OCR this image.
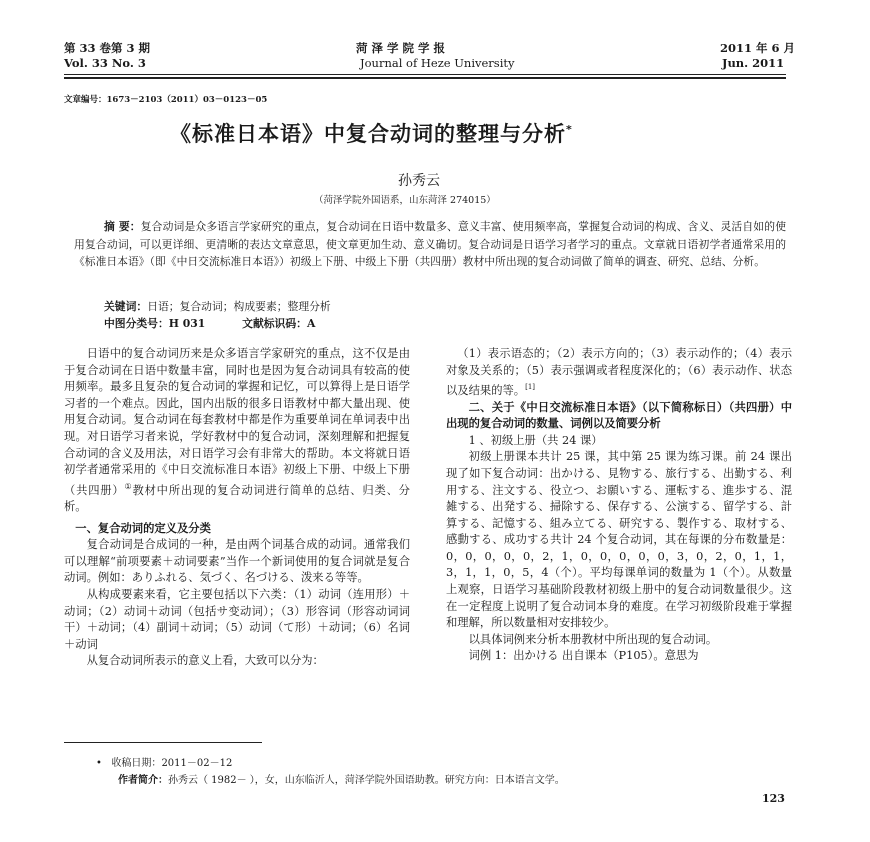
第 33 卷第 3 期
Vol. 33 No. 3
菏 泽 学 院 学 报
Journal of Heze University
2011 年 6 月
Jun. 2011
文章编号：1673－2103（2011）03－0123－05
《标准日本语》中复合动词的整理与分析*
孙秀云
（菏泽学院外国语系，山东菏泽 274015）
摘 要：复合动词是众多语言学家研究的重点，复合动词在日语中数量多、意义丰富、使用频率高，掌握复合动词的构成、含义、灵活自如的使用复合动词，可以更详细、更清晰的表达文章意思，使文章更加生动、意义确切。复合动词是日语学习者学习的重点。文章就日语初学者通常采用的《标准日本语》（即《中日交流标准日本语》）初级上下册、中级上下册（共四册）教材中所出现的复合动词做了简单的调查、研究、总结、分析。
关键词：日语；复合动词；构成要素；整理分析
中图分类号：H 031	文献标识码：A

日语中的复合动词历来是众多语言学家研究的重点，这不仅是由于复合动词在日语中数量丰富，同时也是因为复合动词具有较高的使用频率。最多且复杂的复合动词的掌握和记忆，可以算得上是日语学习者的一个难点。因此，国内出版的很多日语教材中都大量出现、使用复合动词。复合动词在每套教材中都是作为重要单词在单词表中出现。对日语学习者来说，学好教材中的复合动词，深刻理解和把握复合动词的含义及用法，对日语学习会有非常大的帮助。本文将就日语初学者通常采用的《中日交流标准日本语》初级上下册、中级上下册（共四册）①教材中所出现的复合动词进行简单的总结、归类、分析。

一、复合动词的定义及分类

复合动词是合成词的一种，是由两个词基合成的动词。通常我们可以理解“前项要素＋动词要素”当作一个新词使用的复合词就是复合动词。例如：ありふれる、気づく、名づける、泼来る等等。

从构成要素来看，它主要包括以下六类：（1）动词（连用形）＋动词；（2）动词＋动词（包括サ变动词）；（3）形容词（形容动词词干）＋动词；（4）副词＋动词；（5）动词（て形）＋动词；（6）名词＋动词

从复合动词所表示的意义上看，大致可以分为：

（1）表示语态的；（2）表示方向的；（3）表示动作的；（4）表示对象及关系的；（5）表示强调或者程度深化的；（6）表示动作、状态以及结果的等。[1]

二、关于《中日交流标准日本语》（以下简称标日）（共四册）中出现的复合动词的数量、词例以及简要分析

1 、初级上册（共 24 课）

初级上册课本共计 25 课，其中第 25 课为练习课。前 24 课出现了如下复合动词：出かける、見物する、旅行する、出勤する、利用する、注文する、役立つ、お願いする、運転する、進歩する、混雑する、出発する、掃除する、保存する、公演する、留学する、計算する、記憶する、組み立てる、研究する、製作する、取材する、感動する、成功する共计 24 个复合动词，其在每课的分布数量是：0，0，0，0，0，2，1，0，0，0，0，0，3，0，2，0，1，1，3，1，1，0，5，4（个）。平均每课单词的数量为 1（个）。从数量上观察，日语学习基础阶段教材初级上册中的复合动词数量很少。这在一定程度上说明了复合动词本身的难度。在学习初级阶段难于掌握和理解，所以数量相对安排较少。

以具体词例来分析本册教材中所出现的复合动词。

词例 1：出かける 出自课本（P105）。意思为

•   收稿日期：2011－02－12
作者简介：孙秀云（ 1982－ ），女，山东临沂人，菏泽学院外国语助教。研究方向：日本语言文学。
123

:::

• **WORK TO BE COMPLETED**
Omit the images and transcribe all of the records above word for word.

• **EXPECTED OUTPUT**
OCR this image.
第 33 卷第 3 期
Vol. 33 No. 3
菏 泽 学 院 学 报
Journal of Heze University
2011 年 6 月
Jun. 2011
文章编号：1673－2103（2011）03－0123－05
《标准日本语》中复合动词的整理与分析*
孙秀云
（菏泽学院外国语系，山东菏泽 274015）
摘 要：复合动词是众多语言学家研究的重点，复合动词在日语中数量多、意义丰富、使用频率高，掌握复合动词的构成、含义、灵活自如的使用复合动词，可以更详细、更清晰的表达文章意思，使文章更加生动、意义确切。复合动词是日语学习者学习的重点。文章就日语初学者通常采用的《标准日本语》（即《中日交流标准日本语》）初级上下册、中级上下册（共四册）教材中所出现的复合动词做了简单的调查、研究、总结、分析。
关键词：日语；复合动词；构成要素；整理分析
中图分类号：H 031	文献标识码：A

日语中的复合动词历来是众多语言学家研究的重点，这不仅是由于复合动词在日语中数量丰富，同时也是因为复合动词具有较高的使用频率。最多且复杂的复合动词的掌握和记忆，可以算得上是日语学习者的一个难点。因此，国内出版的很多日语教材中都大量出现、使用复合动词。复合动词在每套教材中都是作为重要单词在单词表中出现。对日语学习者来说，学好教材中的复合动词，深刻理解和把握复合动词的含义及用法，对日语学习会有非常大的帮助。本文将就日语初学者通常采用的《中日交流标准日本语》初级上下册、中级上下册（共四册）①教材中所出现的复合动词进行简单的总结、归类、分析。

一、复合动词的定义及分类

复合动词是合成词的一种，是由两个词基合成的动词。通常我们可以理解“前项要素＋动词要素”当作一个新词使用的复合词就是复合动词。例如：ありふれる、気づく、名づける、泼来る等等。

从构成要素来看，它主要包括以下六类：（1）动词（连用形）＋动词；（2）动词＋动词（包括サ变动词）；（3）形容词（形容动词词干）＋动词；（4）副词＋动词；（5）动词（て形）＋动词；（6）名词＋动词

从复合动词所表示的意义上看，大致可以分为：

（1）表示语态的；（2）表示方向的；（3）表示动作的；（4）表示对象及关系的；（5）表示强调或者程度深化的；（6）表示动作、状态以及结果的等。[1]

二、关于《中日交流标准日本语》（以下简称标日）（共四册）中出现的复合动词的数量、词例以及简要分析

1 、初级上册（共 24 课）

初级上册课本共计 25 课，其中第 25 课为练习课。前 24 课出现了如下复合动词：出かける、見物する、旅行する、出勤する、利用する、注文する、役立つ、お願いする、運転する、進歩する、混雑する、出発する、掃除する、保存する、公演する、留学する、計算する、記憶する、組み立てる、研究する、製作する、取材する、感動する、成功する共计 24 个复合动词，其在每课的分布数量是：0，0，0，0，0，2，1，0，0，0，0，0，3，0，2，0，1，1，3，1，1，0，5，4（个）。平均每课单词的数量为 1（个）。从数量上观察，日语学习基础阶段教材初级上册中的复合动词数量很少。这在一定程度上说明了复合动词本身的难度。在学习初级阶段难于掌握和理解，所以数量相对安排较少。

以具体词例来分析本册教材中所出现的复合动词。

词例 1：出かける 出自课本（P105）。意思为

•   收稿日期：2011－02－12
作者简介：孙秀云（ 1982－ ），女，山东临沂人，菏泽学院外国语助教。研究方向：日本语言文学。
123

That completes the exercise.